→ **Source data**
+-------+

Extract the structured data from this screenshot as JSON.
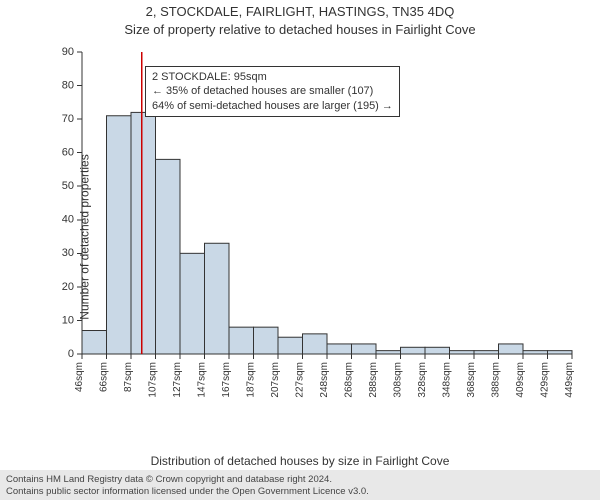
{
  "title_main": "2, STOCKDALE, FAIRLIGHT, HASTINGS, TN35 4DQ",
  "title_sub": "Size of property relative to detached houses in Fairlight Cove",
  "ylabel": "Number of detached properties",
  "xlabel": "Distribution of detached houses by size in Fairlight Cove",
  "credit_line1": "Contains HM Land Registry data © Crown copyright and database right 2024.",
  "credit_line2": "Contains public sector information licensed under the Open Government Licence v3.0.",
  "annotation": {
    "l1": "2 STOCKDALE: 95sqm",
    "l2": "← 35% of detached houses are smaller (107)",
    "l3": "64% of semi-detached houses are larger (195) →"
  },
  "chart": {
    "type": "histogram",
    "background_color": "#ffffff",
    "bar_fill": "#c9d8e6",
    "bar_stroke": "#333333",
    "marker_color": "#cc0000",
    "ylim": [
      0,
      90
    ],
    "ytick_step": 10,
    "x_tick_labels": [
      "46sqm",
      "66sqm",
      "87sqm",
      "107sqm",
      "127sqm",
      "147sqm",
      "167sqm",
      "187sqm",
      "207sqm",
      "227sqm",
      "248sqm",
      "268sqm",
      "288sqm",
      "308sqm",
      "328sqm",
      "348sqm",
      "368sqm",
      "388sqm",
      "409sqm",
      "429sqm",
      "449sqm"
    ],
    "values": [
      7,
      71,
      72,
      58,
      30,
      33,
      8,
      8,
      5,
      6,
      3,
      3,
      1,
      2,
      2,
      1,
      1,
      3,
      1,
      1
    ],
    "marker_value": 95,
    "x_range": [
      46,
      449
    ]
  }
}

+-------+

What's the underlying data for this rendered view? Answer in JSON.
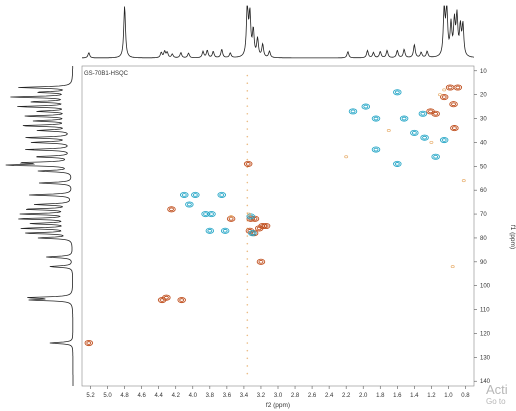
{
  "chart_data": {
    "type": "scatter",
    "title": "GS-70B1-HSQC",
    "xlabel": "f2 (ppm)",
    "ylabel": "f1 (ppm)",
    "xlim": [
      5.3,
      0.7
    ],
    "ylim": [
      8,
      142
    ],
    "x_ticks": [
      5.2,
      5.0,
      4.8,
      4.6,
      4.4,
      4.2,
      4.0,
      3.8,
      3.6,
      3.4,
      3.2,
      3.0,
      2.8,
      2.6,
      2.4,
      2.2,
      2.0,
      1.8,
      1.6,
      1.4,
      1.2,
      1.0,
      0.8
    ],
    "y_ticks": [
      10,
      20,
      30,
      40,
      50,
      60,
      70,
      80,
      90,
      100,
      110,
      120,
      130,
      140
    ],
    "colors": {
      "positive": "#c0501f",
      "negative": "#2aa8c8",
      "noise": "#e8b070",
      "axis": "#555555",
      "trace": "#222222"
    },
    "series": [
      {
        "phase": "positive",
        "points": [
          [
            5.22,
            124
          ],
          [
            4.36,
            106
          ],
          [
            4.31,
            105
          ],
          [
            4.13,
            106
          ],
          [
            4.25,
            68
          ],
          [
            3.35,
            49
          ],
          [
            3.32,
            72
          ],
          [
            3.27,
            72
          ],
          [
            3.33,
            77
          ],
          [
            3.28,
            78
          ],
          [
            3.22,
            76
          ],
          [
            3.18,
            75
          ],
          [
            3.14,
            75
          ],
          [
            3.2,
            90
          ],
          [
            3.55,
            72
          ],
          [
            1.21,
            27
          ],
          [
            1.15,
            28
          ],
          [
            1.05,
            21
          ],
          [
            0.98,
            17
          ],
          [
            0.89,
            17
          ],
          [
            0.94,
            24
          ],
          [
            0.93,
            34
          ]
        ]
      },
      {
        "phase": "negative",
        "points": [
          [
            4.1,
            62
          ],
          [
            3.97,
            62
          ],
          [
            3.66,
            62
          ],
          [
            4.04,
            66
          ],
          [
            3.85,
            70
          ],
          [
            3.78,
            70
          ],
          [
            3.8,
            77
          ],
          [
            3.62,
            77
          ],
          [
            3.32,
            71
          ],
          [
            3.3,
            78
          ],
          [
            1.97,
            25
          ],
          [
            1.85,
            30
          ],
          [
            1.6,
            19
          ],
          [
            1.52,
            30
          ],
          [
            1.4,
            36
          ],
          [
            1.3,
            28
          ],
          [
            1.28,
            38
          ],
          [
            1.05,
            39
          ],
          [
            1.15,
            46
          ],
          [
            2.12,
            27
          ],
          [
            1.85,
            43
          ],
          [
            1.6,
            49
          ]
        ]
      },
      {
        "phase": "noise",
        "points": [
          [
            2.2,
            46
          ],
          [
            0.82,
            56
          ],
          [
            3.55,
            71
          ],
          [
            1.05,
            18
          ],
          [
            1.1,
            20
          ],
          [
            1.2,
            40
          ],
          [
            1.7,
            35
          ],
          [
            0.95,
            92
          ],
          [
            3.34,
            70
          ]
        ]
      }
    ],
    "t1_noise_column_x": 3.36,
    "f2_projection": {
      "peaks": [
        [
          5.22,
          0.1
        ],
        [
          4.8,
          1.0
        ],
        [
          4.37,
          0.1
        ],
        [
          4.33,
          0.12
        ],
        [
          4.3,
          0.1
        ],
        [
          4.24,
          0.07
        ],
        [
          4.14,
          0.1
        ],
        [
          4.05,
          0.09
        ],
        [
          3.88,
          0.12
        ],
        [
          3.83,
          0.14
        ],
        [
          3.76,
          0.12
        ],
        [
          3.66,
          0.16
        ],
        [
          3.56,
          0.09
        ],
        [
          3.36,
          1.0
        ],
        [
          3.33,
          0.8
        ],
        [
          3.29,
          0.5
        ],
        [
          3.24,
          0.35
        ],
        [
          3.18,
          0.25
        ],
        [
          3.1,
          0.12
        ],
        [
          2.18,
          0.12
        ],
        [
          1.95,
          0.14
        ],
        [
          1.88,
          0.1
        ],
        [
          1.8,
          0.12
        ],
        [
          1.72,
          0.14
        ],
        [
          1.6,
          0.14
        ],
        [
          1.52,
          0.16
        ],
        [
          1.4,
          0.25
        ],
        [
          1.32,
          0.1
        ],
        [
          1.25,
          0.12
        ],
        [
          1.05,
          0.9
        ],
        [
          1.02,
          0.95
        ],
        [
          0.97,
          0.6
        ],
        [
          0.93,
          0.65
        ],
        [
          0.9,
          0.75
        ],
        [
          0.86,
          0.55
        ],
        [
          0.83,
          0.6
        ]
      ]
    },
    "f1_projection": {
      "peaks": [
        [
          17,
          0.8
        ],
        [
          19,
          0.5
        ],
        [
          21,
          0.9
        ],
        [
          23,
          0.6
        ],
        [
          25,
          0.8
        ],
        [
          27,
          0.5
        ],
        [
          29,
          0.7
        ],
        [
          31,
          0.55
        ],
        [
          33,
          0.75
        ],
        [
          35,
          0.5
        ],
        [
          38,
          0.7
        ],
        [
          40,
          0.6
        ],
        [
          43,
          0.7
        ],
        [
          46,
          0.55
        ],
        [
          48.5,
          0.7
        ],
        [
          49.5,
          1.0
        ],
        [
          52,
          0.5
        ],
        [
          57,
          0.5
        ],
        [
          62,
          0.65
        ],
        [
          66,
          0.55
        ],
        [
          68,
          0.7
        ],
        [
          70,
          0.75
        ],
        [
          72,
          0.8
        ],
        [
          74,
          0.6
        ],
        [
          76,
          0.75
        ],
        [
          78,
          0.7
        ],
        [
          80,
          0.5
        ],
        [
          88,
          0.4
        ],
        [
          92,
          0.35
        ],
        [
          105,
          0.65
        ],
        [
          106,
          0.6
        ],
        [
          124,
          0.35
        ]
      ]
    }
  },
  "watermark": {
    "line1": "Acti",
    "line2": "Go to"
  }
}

+-------+

→ **Problem statement**
Show the lines of the records that include the string "this".

→ **Exercise solution**
Extract the structured data from this screenshot as JSON.
What's the underlying data for this rendered view? Answer in JSON.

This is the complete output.